WHAT IS BEING ASKED: Find the line containing "Extract the structured". Return it and every line after it, unchanged, up to and including the last line.

LISTING:
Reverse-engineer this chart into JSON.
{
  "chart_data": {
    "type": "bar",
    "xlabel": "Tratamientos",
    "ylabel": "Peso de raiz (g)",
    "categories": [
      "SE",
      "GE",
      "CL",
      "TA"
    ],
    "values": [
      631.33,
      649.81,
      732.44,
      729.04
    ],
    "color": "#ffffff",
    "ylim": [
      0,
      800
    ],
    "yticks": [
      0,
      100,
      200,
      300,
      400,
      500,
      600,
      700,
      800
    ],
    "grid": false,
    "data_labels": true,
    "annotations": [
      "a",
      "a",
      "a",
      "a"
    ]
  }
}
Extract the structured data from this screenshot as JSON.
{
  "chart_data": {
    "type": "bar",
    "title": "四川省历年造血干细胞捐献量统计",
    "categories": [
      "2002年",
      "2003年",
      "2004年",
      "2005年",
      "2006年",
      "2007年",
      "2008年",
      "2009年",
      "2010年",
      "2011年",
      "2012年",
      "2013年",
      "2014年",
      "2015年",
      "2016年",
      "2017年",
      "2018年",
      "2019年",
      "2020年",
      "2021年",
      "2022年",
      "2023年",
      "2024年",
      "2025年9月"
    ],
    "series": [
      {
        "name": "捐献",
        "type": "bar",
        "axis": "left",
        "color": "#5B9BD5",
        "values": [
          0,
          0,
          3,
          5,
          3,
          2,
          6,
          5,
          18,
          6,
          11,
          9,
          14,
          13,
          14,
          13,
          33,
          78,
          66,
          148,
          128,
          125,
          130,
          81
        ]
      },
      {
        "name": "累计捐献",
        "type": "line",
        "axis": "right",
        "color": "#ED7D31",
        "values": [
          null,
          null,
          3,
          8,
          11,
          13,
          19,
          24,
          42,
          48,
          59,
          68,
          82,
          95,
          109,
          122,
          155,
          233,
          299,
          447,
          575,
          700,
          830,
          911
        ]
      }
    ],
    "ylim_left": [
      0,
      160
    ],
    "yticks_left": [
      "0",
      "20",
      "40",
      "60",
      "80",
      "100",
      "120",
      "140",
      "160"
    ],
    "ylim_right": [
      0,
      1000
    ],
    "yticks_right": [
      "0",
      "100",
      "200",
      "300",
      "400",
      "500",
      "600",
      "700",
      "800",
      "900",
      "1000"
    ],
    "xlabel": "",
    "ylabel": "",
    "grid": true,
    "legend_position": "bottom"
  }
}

OUTPUT FOR THIS EXERCISE:
Extract the structured data from this screenshot as JSON.
{
  "chart_data": {
    "type": "bar",
    "title": "四川省历年造血干细胞捐献量统计",
    "categories": [
      "2002年",
      "2003年",
      "2004年",
      "2005年",
      "2006年",
      "2007年",
      "2008年",
      "2009年",
      "2010年",
      "2011年",
      "2012年",
      "2013年",
      "2014年",
      "2015年",
      "2016年",
      "2017年",
      "2018年",
      "2019年",
      "2020年",
      "2021年",
      "2022年",
      "2023年",
      "2024年",
      "2025年9月"
    ],
    "series": [
      {
        "name": "捐献",
        "type": "bar",
        "axis": "left",
        "color": "#5B9BD5",
        "values": [
          0,
          0,
          3,
          5,
          3,
          2,
          6,
          5,
          18,
          6,
          11,
          9,
          14,
          13,
          14,
          13,
          33,
          78,
          66,
          148,
          128,
          125,
          130,
          81
        ]
      },
      {
        "name": "累计捐献",
        "type": "line",
        "axis": "right",
        "color": "#ED7D31",
        "values": [
          null,
          null,
          3,
          8,
          11,
          13,
          19,
          24,
          42,
          48,
          59,
          68,
          82,
          95,
          109,
          122,
          155,
          233,
          299,
          447,
          575,
          700,
          830,
          911
        ]
      }
    ],
    "ylim_left": [
      0,
      160
    ],
    "yticks_left": [
      "0",
      "20",
      "40",
      "60",
      "80",
      "100",
      "120",
      "140",
      "160"
    ],
    "ylim_right": [
      0,
      1000
    ],
    "yticks_right": [
      "0",
      "100",
      "200",
      "300",
      "400",
      "500",
      "600",
      "700",
      "800",
      "900",
      "1000"
    ],
    "xlabel": "",
    "ylabel": "",
    "grid": true,
    "legend_position": "bottom"
  }
}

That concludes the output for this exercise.